> **Set exercise**
Scan the lines below for the word "name". Copy each line you find it in.

(Items from a dataset)
-*-*-
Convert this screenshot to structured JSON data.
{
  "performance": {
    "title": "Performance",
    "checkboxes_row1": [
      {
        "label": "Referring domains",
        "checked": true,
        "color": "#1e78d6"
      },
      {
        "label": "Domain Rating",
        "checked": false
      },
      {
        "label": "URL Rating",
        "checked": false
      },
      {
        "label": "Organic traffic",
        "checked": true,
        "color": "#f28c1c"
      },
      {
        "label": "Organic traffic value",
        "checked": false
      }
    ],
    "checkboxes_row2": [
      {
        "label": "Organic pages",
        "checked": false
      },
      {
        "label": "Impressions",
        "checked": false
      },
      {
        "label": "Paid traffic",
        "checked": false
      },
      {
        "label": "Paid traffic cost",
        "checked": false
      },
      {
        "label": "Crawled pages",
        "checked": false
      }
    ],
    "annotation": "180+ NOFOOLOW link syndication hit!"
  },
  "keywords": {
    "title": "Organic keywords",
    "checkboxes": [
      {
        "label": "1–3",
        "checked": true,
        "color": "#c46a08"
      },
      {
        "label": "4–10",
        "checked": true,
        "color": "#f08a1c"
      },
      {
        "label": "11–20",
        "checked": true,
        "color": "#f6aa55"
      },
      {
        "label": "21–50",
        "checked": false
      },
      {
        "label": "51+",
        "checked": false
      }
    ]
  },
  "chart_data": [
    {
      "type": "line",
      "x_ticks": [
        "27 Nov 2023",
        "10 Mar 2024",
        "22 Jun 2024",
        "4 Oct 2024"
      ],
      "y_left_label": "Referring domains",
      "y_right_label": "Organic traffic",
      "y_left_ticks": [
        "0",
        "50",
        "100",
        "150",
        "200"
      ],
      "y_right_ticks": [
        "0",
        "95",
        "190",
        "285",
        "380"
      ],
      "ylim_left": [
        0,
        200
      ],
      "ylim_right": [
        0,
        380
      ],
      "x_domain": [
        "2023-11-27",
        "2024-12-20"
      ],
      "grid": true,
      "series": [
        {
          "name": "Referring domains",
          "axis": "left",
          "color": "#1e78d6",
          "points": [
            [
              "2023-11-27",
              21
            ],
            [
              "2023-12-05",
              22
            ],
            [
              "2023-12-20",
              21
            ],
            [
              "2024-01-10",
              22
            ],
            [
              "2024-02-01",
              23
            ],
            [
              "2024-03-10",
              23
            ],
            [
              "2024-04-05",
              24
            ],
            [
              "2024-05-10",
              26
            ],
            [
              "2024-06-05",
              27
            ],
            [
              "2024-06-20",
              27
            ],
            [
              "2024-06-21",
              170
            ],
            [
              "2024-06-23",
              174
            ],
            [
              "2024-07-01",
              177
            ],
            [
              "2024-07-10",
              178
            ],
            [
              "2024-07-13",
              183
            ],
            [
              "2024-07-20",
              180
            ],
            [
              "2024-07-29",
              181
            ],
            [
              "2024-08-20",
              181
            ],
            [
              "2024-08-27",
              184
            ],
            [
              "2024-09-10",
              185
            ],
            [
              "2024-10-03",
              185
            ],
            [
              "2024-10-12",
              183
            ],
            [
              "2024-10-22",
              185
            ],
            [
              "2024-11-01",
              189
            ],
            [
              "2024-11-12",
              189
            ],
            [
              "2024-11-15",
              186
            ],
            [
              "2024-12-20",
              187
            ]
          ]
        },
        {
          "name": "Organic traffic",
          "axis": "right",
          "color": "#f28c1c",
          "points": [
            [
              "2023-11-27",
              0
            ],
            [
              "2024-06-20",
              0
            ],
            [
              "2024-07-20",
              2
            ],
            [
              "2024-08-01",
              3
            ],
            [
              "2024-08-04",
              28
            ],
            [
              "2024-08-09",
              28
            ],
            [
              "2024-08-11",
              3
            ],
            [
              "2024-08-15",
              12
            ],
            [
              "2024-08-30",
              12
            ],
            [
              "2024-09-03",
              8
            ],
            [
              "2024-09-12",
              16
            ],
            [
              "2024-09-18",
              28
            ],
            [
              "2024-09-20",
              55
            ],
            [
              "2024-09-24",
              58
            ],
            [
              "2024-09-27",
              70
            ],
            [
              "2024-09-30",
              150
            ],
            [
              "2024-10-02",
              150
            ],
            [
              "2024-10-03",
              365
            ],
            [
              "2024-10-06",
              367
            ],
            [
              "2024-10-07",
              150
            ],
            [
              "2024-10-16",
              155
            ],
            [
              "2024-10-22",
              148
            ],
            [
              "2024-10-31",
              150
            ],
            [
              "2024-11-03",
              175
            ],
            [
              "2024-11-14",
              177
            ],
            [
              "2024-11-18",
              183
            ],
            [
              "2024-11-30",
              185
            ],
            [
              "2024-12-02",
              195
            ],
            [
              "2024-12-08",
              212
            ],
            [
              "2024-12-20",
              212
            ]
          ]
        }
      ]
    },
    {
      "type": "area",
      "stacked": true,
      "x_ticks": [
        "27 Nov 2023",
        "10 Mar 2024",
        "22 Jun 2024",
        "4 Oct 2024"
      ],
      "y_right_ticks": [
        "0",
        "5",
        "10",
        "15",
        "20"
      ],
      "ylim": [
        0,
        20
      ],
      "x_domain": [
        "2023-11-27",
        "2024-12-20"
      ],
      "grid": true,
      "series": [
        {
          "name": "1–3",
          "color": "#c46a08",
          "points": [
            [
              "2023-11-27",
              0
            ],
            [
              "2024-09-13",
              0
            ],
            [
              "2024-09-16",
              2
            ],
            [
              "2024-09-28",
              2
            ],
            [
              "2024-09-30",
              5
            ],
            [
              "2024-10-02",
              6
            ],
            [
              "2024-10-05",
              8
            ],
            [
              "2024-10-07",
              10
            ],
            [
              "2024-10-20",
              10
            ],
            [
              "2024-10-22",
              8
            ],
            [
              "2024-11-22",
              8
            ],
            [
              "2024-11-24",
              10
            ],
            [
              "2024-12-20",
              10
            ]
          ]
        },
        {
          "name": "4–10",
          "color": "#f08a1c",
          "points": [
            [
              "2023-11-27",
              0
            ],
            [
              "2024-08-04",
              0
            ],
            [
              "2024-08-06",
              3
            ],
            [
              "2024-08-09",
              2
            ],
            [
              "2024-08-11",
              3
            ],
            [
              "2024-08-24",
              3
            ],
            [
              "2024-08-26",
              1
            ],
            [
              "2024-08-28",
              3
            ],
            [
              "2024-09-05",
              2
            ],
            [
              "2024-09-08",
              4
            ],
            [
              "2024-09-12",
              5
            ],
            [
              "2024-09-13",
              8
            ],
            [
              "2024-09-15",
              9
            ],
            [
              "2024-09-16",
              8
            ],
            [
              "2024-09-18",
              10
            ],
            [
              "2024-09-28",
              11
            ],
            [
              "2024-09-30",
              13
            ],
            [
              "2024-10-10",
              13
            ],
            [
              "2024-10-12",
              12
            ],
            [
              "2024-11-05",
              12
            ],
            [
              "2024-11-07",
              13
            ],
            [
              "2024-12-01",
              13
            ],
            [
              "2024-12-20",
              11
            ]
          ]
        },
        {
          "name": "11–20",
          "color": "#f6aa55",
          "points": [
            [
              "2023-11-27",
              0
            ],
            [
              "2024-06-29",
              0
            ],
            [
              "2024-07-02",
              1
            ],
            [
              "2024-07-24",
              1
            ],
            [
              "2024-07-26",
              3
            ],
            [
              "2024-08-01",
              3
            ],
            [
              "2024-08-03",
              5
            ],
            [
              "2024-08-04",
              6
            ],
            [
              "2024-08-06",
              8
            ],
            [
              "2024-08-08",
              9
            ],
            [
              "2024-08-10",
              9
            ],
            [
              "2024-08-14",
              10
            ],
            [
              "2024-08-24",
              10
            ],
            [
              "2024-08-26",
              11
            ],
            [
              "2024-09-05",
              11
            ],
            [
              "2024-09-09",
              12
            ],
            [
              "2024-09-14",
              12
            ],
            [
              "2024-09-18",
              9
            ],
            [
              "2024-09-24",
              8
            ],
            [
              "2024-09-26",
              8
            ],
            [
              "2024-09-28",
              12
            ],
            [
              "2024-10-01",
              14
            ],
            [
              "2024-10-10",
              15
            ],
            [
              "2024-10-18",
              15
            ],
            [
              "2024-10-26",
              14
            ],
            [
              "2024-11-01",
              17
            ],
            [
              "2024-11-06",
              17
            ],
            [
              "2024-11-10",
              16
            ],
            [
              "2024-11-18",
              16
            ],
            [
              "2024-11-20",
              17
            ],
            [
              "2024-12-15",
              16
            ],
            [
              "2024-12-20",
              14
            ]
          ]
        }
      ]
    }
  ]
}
-*-*-
> **Result**
          "name": "Referring domains",
          "name": "Organic traffic",
          "name": "1–3",
          "name": "4–10",
          "name": "11–20",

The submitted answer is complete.